» **MATERIAL SUPPLIED**:
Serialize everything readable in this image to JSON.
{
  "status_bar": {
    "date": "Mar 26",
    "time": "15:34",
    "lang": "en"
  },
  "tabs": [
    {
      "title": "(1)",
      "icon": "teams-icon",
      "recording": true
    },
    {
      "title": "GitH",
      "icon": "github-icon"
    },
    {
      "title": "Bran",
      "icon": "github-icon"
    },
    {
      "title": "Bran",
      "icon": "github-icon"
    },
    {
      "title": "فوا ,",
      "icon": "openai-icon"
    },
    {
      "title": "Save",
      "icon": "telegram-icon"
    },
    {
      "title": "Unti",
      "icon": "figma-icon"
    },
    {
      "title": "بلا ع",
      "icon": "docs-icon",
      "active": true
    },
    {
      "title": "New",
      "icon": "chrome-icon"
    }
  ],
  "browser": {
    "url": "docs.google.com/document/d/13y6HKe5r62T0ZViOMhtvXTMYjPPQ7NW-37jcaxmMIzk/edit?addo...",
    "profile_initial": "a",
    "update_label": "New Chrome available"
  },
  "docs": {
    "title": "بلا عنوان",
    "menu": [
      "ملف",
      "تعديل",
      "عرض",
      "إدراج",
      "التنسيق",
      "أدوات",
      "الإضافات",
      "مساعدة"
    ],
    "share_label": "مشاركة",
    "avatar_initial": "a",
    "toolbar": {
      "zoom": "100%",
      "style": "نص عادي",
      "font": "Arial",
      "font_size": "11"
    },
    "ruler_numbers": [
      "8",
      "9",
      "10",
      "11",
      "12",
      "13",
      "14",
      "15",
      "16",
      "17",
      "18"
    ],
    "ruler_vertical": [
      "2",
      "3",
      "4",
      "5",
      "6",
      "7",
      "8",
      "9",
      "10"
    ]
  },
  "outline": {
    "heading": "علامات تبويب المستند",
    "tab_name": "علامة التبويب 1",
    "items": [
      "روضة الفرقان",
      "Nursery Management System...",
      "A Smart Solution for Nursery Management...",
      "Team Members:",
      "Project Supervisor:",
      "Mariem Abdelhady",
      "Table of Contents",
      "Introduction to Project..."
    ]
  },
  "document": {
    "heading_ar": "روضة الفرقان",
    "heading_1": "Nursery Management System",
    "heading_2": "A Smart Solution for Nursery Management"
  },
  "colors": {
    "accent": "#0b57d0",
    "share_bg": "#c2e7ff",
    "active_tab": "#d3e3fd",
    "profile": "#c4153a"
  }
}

» **AIM OF THE TASK**: Reproduce every line from the entries that holds the word "روضة".

» **TASK RESPONSE**:
      "روضة الفرقان",
    "heading_ar": "روضة الفرقان",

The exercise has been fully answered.